Your instructions
Where the line containing "Enumerate this screenshot's" appears, begin retyping; continue exactly through the final line of the data. Omit every picture.

The data

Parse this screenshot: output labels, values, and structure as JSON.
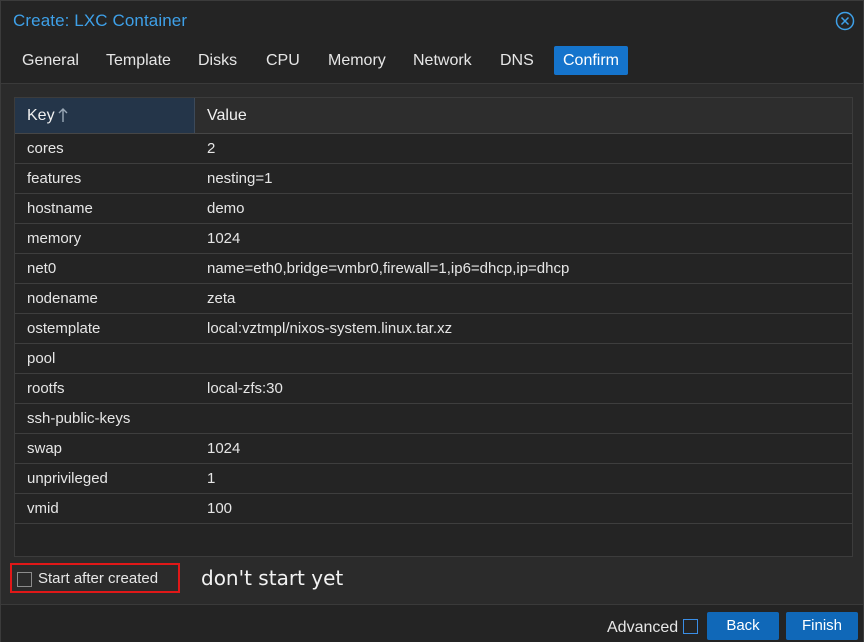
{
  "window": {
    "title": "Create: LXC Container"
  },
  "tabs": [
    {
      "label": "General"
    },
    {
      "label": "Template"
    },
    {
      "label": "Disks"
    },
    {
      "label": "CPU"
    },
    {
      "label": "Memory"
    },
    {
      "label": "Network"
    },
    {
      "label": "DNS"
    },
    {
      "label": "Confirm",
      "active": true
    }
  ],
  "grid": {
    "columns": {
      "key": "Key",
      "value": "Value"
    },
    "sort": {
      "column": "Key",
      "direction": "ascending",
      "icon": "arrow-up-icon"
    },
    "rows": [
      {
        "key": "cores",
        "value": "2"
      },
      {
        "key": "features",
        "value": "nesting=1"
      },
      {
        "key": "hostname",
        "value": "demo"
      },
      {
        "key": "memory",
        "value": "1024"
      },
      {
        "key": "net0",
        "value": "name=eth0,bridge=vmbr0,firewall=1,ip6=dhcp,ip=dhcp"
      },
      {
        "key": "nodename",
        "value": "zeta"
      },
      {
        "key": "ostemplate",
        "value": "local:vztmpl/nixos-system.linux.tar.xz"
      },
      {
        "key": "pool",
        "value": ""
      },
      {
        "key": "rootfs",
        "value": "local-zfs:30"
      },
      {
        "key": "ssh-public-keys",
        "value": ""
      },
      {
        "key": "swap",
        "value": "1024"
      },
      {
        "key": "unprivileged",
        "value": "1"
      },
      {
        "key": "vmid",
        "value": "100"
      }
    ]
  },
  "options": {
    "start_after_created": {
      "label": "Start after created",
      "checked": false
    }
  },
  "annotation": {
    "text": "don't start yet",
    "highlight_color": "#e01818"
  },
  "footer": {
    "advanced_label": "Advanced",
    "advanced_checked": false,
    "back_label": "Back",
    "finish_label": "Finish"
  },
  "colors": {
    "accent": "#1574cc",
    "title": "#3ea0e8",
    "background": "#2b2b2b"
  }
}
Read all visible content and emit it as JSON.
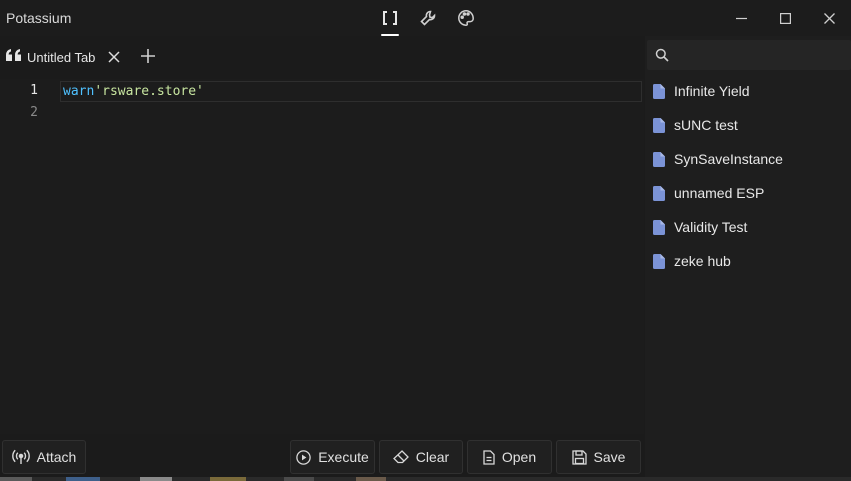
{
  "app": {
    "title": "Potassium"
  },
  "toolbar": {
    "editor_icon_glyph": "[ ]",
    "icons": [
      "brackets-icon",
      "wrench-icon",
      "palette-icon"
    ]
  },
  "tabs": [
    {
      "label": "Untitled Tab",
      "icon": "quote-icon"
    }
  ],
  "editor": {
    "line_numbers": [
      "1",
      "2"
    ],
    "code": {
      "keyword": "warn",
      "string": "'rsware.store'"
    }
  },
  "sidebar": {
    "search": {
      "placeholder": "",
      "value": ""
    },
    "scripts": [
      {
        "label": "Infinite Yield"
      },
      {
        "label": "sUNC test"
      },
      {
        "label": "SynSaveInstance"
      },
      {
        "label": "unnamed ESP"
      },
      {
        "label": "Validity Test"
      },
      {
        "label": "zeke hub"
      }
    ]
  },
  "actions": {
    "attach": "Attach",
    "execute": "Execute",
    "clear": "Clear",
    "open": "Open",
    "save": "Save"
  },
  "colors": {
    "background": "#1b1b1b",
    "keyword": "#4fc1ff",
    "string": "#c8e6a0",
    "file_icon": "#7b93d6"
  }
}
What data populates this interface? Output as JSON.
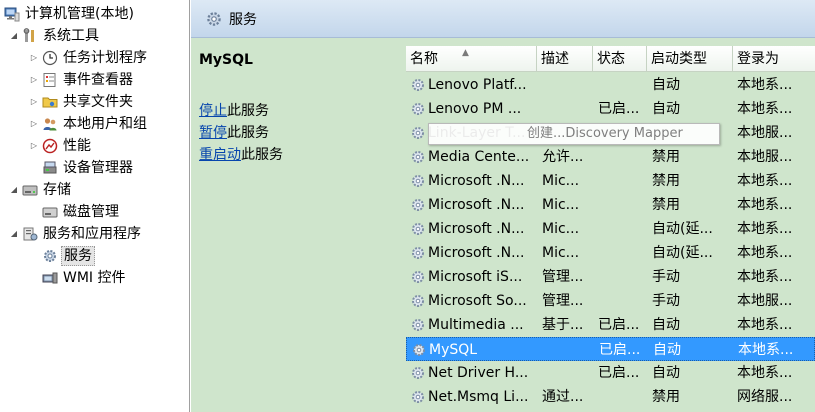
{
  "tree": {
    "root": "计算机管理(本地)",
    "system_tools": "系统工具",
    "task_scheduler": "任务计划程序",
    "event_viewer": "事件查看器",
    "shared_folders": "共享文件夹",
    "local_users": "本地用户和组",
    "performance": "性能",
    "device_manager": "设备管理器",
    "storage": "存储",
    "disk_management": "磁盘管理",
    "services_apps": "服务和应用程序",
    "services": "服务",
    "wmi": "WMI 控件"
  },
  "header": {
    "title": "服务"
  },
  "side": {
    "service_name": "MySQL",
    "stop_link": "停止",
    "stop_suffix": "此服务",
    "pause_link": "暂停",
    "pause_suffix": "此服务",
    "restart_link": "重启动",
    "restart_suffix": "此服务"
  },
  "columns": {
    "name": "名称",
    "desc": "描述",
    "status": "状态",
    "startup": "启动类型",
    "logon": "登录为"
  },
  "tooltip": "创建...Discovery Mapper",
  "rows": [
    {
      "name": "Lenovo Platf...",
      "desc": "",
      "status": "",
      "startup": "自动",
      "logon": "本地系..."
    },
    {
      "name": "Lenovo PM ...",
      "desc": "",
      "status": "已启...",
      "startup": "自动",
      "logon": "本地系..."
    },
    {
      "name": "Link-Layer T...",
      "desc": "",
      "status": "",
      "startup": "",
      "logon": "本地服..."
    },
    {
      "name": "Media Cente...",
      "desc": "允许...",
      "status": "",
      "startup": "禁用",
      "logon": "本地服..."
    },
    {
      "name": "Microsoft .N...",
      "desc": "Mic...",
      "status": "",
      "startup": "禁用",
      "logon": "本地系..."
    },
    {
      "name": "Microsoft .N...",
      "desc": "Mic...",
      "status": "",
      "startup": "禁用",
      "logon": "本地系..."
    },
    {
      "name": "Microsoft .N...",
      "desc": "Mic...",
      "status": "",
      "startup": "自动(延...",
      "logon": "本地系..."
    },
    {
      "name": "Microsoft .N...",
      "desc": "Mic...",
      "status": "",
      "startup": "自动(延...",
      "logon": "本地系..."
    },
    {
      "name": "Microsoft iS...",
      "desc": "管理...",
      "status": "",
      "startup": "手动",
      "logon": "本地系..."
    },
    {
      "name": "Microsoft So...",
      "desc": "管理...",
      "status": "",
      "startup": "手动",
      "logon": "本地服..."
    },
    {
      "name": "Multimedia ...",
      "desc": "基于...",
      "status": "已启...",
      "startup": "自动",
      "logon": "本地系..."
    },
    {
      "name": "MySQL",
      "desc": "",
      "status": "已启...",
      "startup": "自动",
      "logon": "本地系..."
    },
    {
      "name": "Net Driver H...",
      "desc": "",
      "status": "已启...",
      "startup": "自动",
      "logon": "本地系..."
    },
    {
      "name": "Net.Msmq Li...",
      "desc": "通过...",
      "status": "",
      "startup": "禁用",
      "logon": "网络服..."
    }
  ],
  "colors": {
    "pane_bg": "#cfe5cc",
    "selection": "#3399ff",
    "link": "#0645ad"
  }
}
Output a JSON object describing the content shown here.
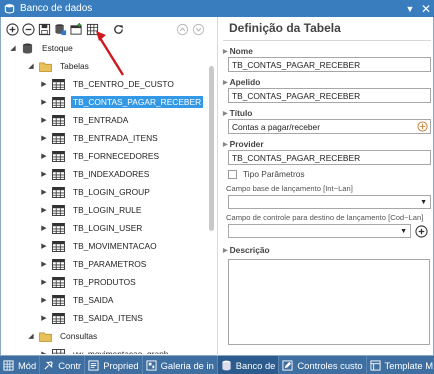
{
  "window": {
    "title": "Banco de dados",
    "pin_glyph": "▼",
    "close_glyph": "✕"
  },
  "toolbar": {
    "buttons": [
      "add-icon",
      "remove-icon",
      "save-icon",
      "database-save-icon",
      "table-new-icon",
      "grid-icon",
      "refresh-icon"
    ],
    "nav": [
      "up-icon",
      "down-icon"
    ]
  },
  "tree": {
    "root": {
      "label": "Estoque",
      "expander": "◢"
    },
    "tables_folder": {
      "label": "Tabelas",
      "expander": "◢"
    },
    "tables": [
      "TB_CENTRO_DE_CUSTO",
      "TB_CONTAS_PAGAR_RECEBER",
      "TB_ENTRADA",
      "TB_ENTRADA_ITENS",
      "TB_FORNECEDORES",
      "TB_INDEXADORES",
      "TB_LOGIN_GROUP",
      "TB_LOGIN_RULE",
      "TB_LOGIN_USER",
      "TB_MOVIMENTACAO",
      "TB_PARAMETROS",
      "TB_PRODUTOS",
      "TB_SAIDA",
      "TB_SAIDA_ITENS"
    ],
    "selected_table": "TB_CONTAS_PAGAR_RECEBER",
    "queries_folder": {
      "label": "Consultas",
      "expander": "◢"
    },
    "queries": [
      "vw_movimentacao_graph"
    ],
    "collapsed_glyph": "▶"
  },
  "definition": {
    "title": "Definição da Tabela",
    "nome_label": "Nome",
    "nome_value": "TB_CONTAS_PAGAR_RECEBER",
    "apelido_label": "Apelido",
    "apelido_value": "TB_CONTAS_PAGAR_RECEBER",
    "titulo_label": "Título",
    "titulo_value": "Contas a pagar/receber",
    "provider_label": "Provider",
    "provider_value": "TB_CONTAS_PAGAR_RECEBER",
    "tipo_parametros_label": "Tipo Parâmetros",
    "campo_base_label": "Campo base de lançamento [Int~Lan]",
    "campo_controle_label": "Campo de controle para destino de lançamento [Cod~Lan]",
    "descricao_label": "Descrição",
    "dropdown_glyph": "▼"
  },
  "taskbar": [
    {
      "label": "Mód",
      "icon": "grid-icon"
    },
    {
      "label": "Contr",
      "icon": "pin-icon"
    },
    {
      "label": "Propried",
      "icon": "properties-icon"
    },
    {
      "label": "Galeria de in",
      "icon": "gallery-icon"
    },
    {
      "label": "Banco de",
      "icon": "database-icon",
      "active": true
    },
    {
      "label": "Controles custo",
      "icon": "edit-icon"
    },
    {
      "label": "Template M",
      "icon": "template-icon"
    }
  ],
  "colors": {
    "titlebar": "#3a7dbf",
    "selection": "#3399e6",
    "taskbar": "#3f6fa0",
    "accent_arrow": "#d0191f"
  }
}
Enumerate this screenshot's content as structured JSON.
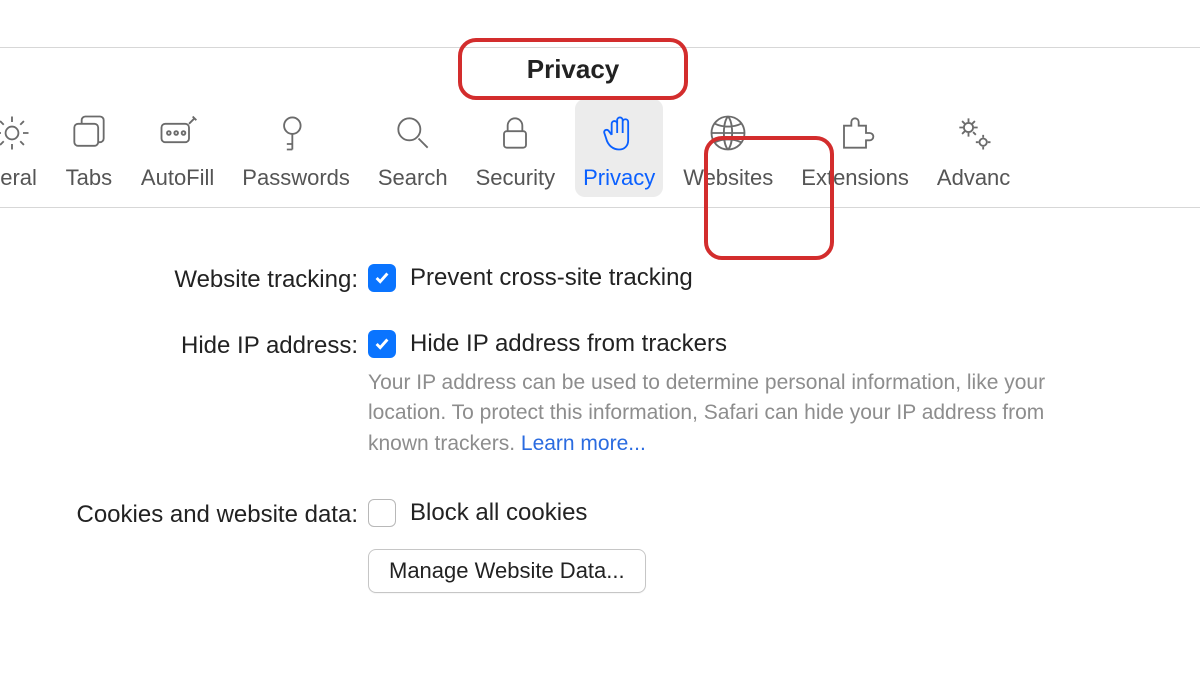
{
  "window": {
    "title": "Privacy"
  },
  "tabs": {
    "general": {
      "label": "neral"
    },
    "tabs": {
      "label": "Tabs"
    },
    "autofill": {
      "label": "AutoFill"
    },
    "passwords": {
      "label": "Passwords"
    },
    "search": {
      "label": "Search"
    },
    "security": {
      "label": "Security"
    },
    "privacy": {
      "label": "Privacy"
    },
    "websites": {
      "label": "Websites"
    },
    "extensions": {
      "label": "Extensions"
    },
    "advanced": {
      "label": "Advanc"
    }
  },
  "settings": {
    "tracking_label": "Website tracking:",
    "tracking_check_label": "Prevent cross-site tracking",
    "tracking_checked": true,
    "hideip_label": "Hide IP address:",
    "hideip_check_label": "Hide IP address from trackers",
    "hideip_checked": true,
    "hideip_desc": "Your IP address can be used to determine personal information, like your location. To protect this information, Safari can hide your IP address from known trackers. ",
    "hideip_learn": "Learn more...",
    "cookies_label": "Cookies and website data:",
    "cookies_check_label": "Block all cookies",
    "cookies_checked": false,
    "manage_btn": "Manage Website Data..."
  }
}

Task solution
Enumerate this screenshot's content as structured JSON.
{
  "window": {
    "title": "Privacy"
  },
  "tabs": {
    "general": {
      "label": "neral"
    },
    "tabs": {
      "label": "Tabs"
    },
    "autofill": {
      "label": "AutoFill"
    },
    "passwords": {
      "label": "Passwords"
    },
    "search": {
      "label": "Search"
    },
    "security": {
      "label": "Security"
    },
    "privacy": {
      "label": "Privacy"
    },
    "websites": {
      "label": "Websites"
    },
    "extensions": {
      "label": "Extensions"
    },
    "advanced": {
      "label": "Advanc"
    }
  },
  "settings": {
    "tracking_label": "Website tracking:",
    "tracking_check_label": "Prevent cross-site tracking",
    "tracking_checked": true,
    "hideip_label": "Hide IP address:",
    "hideip_check_label": "Hide IP address from trackers",
    "hideip_checked": true,
    "hideip_desc": "Your IP address can be used to determine personal information, like your location. To protect this information, Safari can hide your IP address from known trackers. ",
    "hideip_learn": "Learn more...",
    "cookies_label": "Cookies and website data:",
    "cookies_check_label": "Block all cookies",
    "cookies_checked": false,
    "manage_btn": "Manage Website Data..."
  }
}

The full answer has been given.